§ Exercise aim: Where does the string "bêtông" appear in the records? Copy every line that contains it.

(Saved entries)
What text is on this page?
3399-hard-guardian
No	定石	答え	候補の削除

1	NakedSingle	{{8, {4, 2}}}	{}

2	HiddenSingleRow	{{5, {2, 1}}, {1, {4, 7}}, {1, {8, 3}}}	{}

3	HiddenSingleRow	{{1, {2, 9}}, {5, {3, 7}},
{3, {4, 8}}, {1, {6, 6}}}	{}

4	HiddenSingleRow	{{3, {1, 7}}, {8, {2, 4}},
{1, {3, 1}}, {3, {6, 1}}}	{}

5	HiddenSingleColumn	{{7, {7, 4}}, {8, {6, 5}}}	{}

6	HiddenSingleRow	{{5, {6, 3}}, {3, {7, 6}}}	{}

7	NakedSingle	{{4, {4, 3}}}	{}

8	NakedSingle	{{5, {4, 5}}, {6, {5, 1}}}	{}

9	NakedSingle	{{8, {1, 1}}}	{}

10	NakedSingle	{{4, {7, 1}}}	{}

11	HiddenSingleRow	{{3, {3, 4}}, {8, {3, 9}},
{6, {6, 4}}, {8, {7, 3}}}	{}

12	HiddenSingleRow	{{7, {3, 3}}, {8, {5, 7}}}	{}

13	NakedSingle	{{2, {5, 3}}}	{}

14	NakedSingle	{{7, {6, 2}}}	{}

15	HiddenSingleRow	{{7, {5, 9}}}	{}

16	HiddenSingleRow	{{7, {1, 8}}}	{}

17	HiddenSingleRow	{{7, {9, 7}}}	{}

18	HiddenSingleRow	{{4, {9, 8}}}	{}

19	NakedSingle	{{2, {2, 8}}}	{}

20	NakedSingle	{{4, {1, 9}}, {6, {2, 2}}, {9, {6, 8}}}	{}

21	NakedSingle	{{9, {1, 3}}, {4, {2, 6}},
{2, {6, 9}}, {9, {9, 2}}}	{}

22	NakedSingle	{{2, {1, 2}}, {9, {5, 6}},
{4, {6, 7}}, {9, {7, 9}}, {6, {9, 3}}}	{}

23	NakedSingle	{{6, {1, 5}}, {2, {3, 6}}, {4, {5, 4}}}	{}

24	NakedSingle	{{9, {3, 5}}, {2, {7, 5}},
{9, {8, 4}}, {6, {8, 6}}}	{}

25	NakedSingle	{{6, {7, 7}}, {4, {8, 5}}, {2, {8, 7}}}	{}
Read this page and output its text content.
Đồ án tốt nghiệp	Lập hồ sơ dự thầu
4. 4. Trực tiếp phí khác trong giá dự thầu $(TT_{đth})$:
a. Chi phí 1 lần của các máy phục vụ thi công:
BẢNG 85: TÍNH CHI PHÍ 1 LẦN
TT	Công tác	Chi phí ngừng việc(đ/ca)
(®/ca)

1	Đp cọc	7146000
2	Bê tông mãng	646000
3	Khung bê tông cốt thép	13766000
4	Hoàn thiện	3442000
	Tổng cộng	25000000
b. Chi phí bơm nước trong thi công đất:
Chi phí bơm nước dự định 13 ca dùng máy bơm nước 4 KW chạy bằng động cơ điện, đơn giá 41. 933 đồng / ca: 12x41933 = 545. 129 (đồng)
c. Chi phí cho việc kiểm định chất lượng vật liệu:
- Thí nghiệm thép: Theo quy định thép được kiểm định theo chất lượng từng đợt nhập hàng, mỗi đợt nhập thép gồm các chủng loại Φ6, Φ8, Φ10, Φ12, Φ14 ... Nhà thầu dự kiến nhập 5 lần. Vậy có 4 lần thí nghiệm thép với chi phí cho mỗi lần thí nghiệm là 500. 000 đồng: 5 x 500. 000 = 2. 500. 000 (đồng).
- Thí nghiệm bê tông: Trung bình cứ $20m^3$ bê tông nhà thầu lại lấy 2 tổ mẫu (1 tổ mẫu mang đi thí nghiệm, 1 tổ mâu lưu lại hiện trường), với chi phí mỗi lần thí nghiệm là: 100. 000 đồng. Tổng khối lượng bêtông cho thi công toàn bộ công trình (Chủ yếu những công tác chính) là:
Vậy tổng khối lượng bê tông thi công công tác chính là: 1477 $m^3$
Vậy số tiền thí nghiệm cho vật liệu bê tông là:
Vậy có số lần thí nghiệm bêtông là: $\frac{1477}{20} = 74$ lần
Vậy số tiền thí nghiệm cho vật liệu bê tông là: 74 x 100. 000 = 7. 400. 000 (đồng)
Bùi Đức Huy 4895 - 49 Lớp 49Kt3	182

§ Problem solution:
- Thí nghiệm bê tông: Trung bình cứ $20m^3$ bê tông nhà thầu lại lấy 2 tổ mẫu (1 tổ mẫu mang đi thí nghiệm, 1 tổ mâu lưu lại hiện trường), với chi phí mỗi lần thí nghiệm là: 100. 000 đồng. Tổng khối lượng bêtông cho thi công toàn bộ công trình (Chủ yếu những công tác chính) là:
Vậy có số lần thí nghiệm bêtông là: $\frac{1477}{20} = 74$ lần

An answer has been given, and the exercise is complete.